THE PROBLEM: Write out each line exactly as given. Leave the pictures out of your copy.

** begin RECORDS TO PROCESS **

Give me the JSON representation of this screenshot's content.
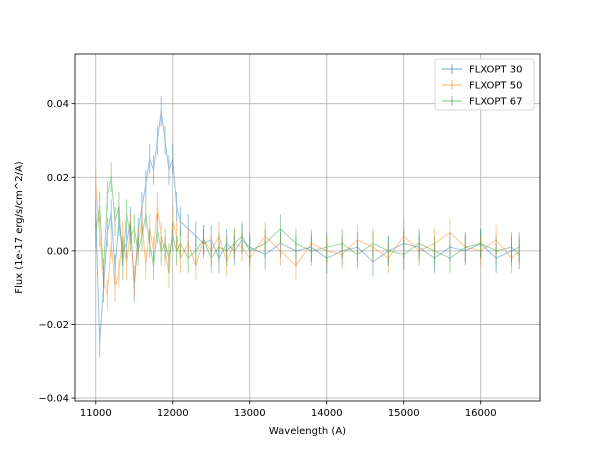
{
  "chart_data": {
    "type": "line",
    "xlabel": "Wavelength (A)",
    "ylabel": "Flux (1e-17 erg/s/cm^2/A)",
    "xlim": [
      10730,
      16770
    ],
    "ylim": [
      -0.0408,
      0.0535
    ],
    "xticks": [
      11000,
      12000,
      13000,
      14000,
      15000,
      16000
    ],
    "xtick_labels": [
      "11000",
      "12000",
      "13000",
      "14000",
      "15000",
      "16000"
    ],
    "yticks": [
      -0.04,
      -0.02,
      0.0,
      0.02,
      0.04
    ],
    "ytick_labels": [
      "−0.04",
      "−0.02",
      "0.00",
      "0.02",
      "0.04"
    ],
    "grid": true,
    "legend_position": "top-right",
    "colors": {
      "FLXOPT 30": "#1f77b4",
      "FLXOPT 50": "#ff7f0e",
      "FLXOPT 67": "#2ca02c"
    },
    "series": [
      {
        "name": "FLXOPT 30",
        "x": [
          11000,
          11050,
          11100,
          11150,
          11200,
          11250,
          11300,
          11350,
          11400,
          11450,
          11500,
          11550,
          11600,
          11650,
          11700,
          11750,
          11800,
          11850,
          11900,
          11950,
          12000,
          12050,
          12100,
          12200,
          12300,
          12400,
          12500,
          12600,
          12700,
          12800,
          12900,
          13000,
          13200,
          13400,
          13600,
          13800,
          14000,
          14200,
          14400,
          14600,
          14800,
          15000,
          15200,
          15400,
          15600,
          15800,
          16000,
          16200,
          16400,
          16500
        ],
        "y": [
          0.01,
          -0.025,
          -0.01,
          0.005,
          0.01,
          -0.005,
          0.008,
          0.0,
          0.002,
          0.008,
          -0.01,
          0.005,
          0.012,
          0.018,
          0.025,
          0.022,
          0.03,
          0.038,
          0.03,
          0.022,
          0.025,
          0.012,
          0.008,
          0.006,
          0.004,
          0.002,
          0.003,
          -0.002,
          0.002,
          0.0,
          0.003,
          0.001,
          -0.001,
          0.002,
          0.0,
          0.001,
          -0.002,
          0.0,
          0.001,
          -0.003,
          0.0,
          0.002,
          0.001,
          -0.002,
          0.001,
          0.0,
          0.002,
          -0.002,
          0.0,
          0.001
        ],
        "yerr": 0.004
      },
      {
        "name": "FLXOPT 50",
        "x": [
          11000,
          11050,
          11100,
          11150,
          11200,
          11250,
          11300,
          11350,
          11400,
          11450,
          11500,
          11550,
          11600,
          11650,
          11700,
          11750,
          11800,
          11850,
          11900,
          11950,
          12000,
          12050,
          12100,
          12200,
          12300,
          12400,
          12500,
          12600,
          12700,
          12800,
          12900,
          13000,
          13200,
          13400,
          13600,
          13800,
          14000,
          14200,
          14400,
          14600,
          14800,
          15000,
          15200,
          15400,
          15600,
          15800,
          16000,
          16200,
          16400,
          16500
        ],
        "y": [
          0.018,
          0.005,
          -0.008,
          -0.012,
          0.002,
          -0.01,
          -0.006,
          0.004,
          -0.004,
          0.006,
          -0.008,
          0.002,
          0.008,
          -0.004,
          0.006,
          0.0,
          0.012,
          0.004,
          0.0,
          -0.006,
          0.008,
          0.004,
          -0.002,
          0.002,
          -0.004,
          0.003,
          0.0,
          0.004,
          -0.003,
          0.002,
          0.001,
          -0.002,
          0.004,
          0.0,
          -0.004,
          0.002,
          0.0,
          -0.001,
          0.003,
          0.001,
          -0.002,
          0.004,
          0.0,
          0.002,
          0.005,
          0.001,
          0.0,
          0.003,
          -0.002,
          0.0
        ],
        "yerr": 0.004
      },
      {
        "name": "FLXOPT 67",
        "x": [
          11000,
          11050,
          11100,
          11150,
          11200,
          11250,
          11300,
          11350,
          11400,
          11450,
          11500,
          11550,
          11600,
          11650,
          11700,
          11750,
          11800,
          11850,
          11900,
          11950,
          12000,
          12050,
          12100,
          12200,
          12300,
          12400,
          12500,
          12600,
          12700,
          12800,
          12900,
          13000,
          13200,
          13400,
          13600,
          13800,
          14000,
          14200,
          14400,
          14600,
          14800,
          15000,
          15200,
          15400,
          15600,
          15800,
          16000,
          16200,
          16400,
          16500
        ],
        "y": [
          0.005,
          0.012,
          -0.006,
          0.015,
          0.02,
          0.008,
          0.012,
          -0.004,
          0.01,
          0.004,
          0.006,
          0.0,
          0.004,
          0.01,
          0.002,
          -0.004,
          0.006,
          0.0,
          0.002,
          -0.002,
          0.004,
          0.0,
          0.002,
          -0.002,
          0.0,
          0.003,
          -0.002,
          0.001,
          0.0,
          0.002,
          0.004,
          0.0,
          0.002,
          0.006,
          0.002,
          0.0,
          0.001,
          0.002,
          -0.001,
          0.002,
          0.0,
          -0.001,
          0.002,
          0.0,
          -0.002,
          0.001,
          0.002,
          0.0,
          0.001,
          -0.001
        ],
        "yerr": 0.004
      }
    ]
  }
}
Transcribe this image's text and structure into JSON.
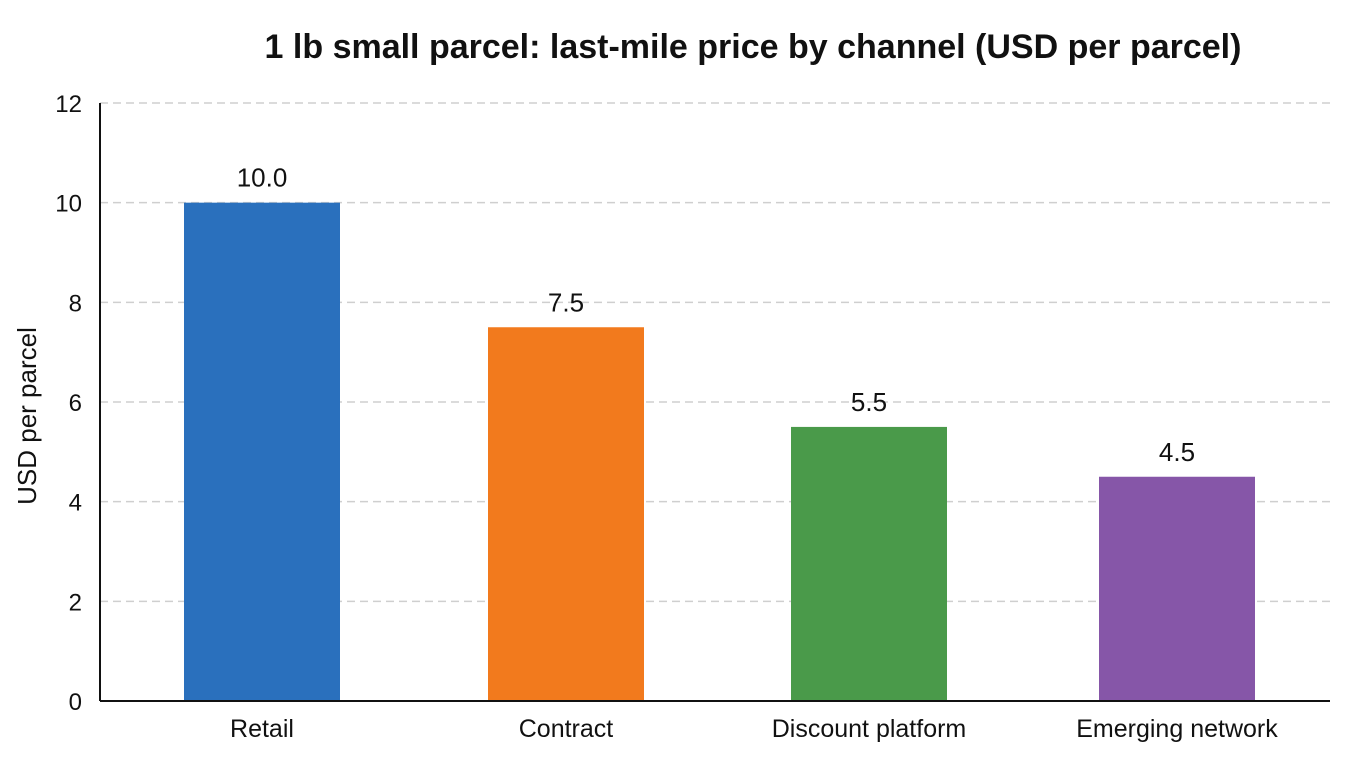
{
  "chart_data": {
    "type": "bar",
    "title": "1 lb small parcel: last-mile price by channel (USD per parcel)",
    "xlabel": "",
    "ylabel": "USD per parcel",
    "categories": [
      "Retail",
      "Contract",
      "Discount platform",
      "Emerging network"
    ],
    "values": [
      10.0,
      7.5,
      5.5,
      4.5
    ],
    "data_labels": [
      "10.0",
      "7.5",
      "5.5",
      "4.5"
    ],
    "colors": [
      "#2a70bd",
      "#f27a1d",
      "#4a9a4a",
      "#8656a8"
    ],
    "ylim": [
      0,
      12
    ],
    "yticks": [
      0,
      2,
      4,
      6,
      8,
      10,
      12
    ],
    "grid": true,
    "legend": "none"
  }
}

** end RECORDS TO PROCESS **

THE OUTPUT:
Give me the JSON representation of this screenshot's content.
{
  "chart_data": {
    "type": "line",
    "xlabel": "Wavelength (A)",
    "ylabel": "Flux (1e-17 erg/s/cm^2/A)",
    "xlim": [
      10730,
      16770
    ],
    "ylim": [
      -0.0408,
      0.0535
    ],
    "xticks": [
      11000,
      12000,
      13000,
      14000,
      15000,
      16000
    ],
    "xtick_labels": [
      "11000",
      "12000",
      "13000",
      "14000",
      "15000",
      "16000"
    ],
    "yticks": [
      -0.04,
      -0.02,
      0.0,
      0.02,
      0.04
    ],
    "ytick_labels": [
      "−0.04",
      "−0.02",
      "0.00",
      "0.02",
      "0.04"
    ],
    "grid": true,
    "legend_position": "top-right",
    "colors": {
      "FLXOPT 30": "#1f77b4",
      "FLXOPT 50": "#ff7f0e",
      "FLXOPT 67": "#2ca02c"
    },
    "series": [
      {
        "name": "FLXOPT 30",
        "x": [
          11000,
          11050,
          11100,
          11150,
          11200,
          11250,
          11300,
          11350,
          11400,
          11450,
          11500,
          11550,
          11600,
          11650,
          11700,
          11750,
          11800,
          11850,
          11900,
          11950,
          12000,
          12050,
          12100,
          12200,
          12300,
          12400,
          12500,
          12600,
          12700,
          12800,
          12900,
          13000,
          13200,
          13400,
          13600,
          13800,
          14000,
          14200,
          14400,
          14600,
          14800,
          15000,
          15200,
          15400,
          15600,
          15800,
          16000,
          16200,
          16400,
          16500
        ],
        "y": [
          0.01,
          -0.025,
          -0.01,
          0.005,
          0.01,
          -0.005,
          0.008,
          0.0,
          0.002,
          0.008,
          -0.01,
          0.005,
          0.012,
          0.018,
          0.025,
          0.022,
          0.03,
          0.038,
          0.03,
          0.022,
          0.025,
          0.012,
          0.008,
          0.006,
          0.004,
          0.002,
          0.003,
          -0.002,
          0.002,
          0.0,
          0.003,
          0.001,
          -0.001,
          0.002,
          0.0,
          0.001,
          -0.002,
          0.0,
          0.001,
          -0.003,
          0.0,
          0.002,
          0.001,
          -0.002,
          0.001,
          0.0,
          0.002,
          -0.002,
          0.0,
          0.001
        ],
        "yerr": 0.004
      },
      {
        "name": "FLXOPT 50",
        "x": [
          11000,
          11050,
          11100,
          11150,
          11200,
          11250,
          11300,
          11350,
          11400,
          11450,
          11500,
          11550,
          11600,
          11650,
          11700,
          11750,
          11800,
          11850,
          11900,
          11950,
          12000,
          12050,
          12100,
          12200,
          12300,
          12400,
          12500,
          12600,
          12700,
          12800,
          12900,
          13000,
          13200,
          13400,
          13600,
          13800,
          14000,
          14200,
          14400,
          14600,
          14800,
          15000,
          15200,
          15400,
          15600,
          15800,
          16000,
          16200,
          16400,
          16500
        ],
        "y": [
          0.018,
          0.005,
          -0.008,
          -0.012,
          0.002,
          -0.01,
          -0.006,
          0.004,
          -0.004,
          0.006,
          -0.008,
          0.002,
          0.008,
          -0.004,
          0.006,
          0.0,
          0.012,
          0.004,
          0.0,
          -0.006,
          0.008,
          0.004,
          -0.002,
          0.002,
          -0.004,
          0.003,
          0.0,
          0.004,
          -0.003,
          0.002,
          0.001,
          -0.002,
          0.004,
          0.0,
          -0.004,
          0.002,
          0.0,
          -0.001,
          0.003,
          0.001,
          -0.002,
          0.004,
          0.0,
          0.002,
          0.005,
          0.001,
          0.0,
          0.003,
          -0.002,
          0.0
        ],
        "yerr": 0.004
      },
      {
        "name": "FLXOPT 67",
        "x": [
          11000,
          11050,
          11100,
          11150,
          11200,
          11250,
          11300,
          11350,
          11400,
          11450,
          11500,
          11550,
          11600,
          11650,
          11700,
          11750,
          11800,
          11850,
          11900,
          11950,
          12000,
          12050,
          12100,
          12200,
          12300,
          12400,
          12500,
          12600,
          12700,
          12800,
          12900,
          13000,
          13200,
          13400,
          13600,
          13800,
          14000,
          14200,
          14400,
          14600,
          14800,
          15000,
          15200,
          15400,
          15600,
          15800,
          16000,
          16200,
          16400,
          16500
        ],
        "y": [
          0.005,
          0.012,
          -0.006,
          0.015,
          0.02,
          0.008,
          0.012,
          -0.004,
          0.01,
          0.004,
          0.006,
          0.0,
          0.004,
          0.01,
          0.002,
          -0.004,
          0.006,
          0.0,
          0.002,
          -0.002,
          0.004,
          0.0,
          0.002,
          -0.002,
          0.0,
          0.003,
          -0.002,
          0.001,
          0.0,
          0.002,
          0.004,
          0.0,
          0.002,
          0.006,
          0.002,
          0.0,
          0.001,
          0.002,
          -0.001,
          0.002,
          0.0,
          -0.001,
          0.002,
          0.0,
          -0.002,
          0.001,
          0.002,
          0.0,
          0.001,
          -0.001
        ],
        "yerr": 0.004
      }
    ]
  }
}
Transcribe this image's text and structure into JSON.
{
  "chart_data": {
    "type": "bar",
    "title": "1 lb small parcel: last-mile price by channel (USD per parcel)",
    "xlabel": "",
    "ylabel": "USD per parcel",
    "categories": [
      "Retail",
      "Contract",
      "Discount platform",
      "Emerging network"
    ],
    "values": [
      10.0,
      7.5,
      5.5,
      4.5
    ],
    "data_labels": [
      "10.0",
      "7.5",
      "5.5",
      "4.5"
    ],
    "colors": [
      "#2a70bd",
      "#f27a1d",
      "#4a9a4a",
      "#8656a8"
    ],
    "ylim": [
      0,
      12
    ],
    "yticks": [
      0,
      2,
      4,
      6,
      8,
      10,
      12
    ],
    "grid": true,
    "legend": "none"
  }
}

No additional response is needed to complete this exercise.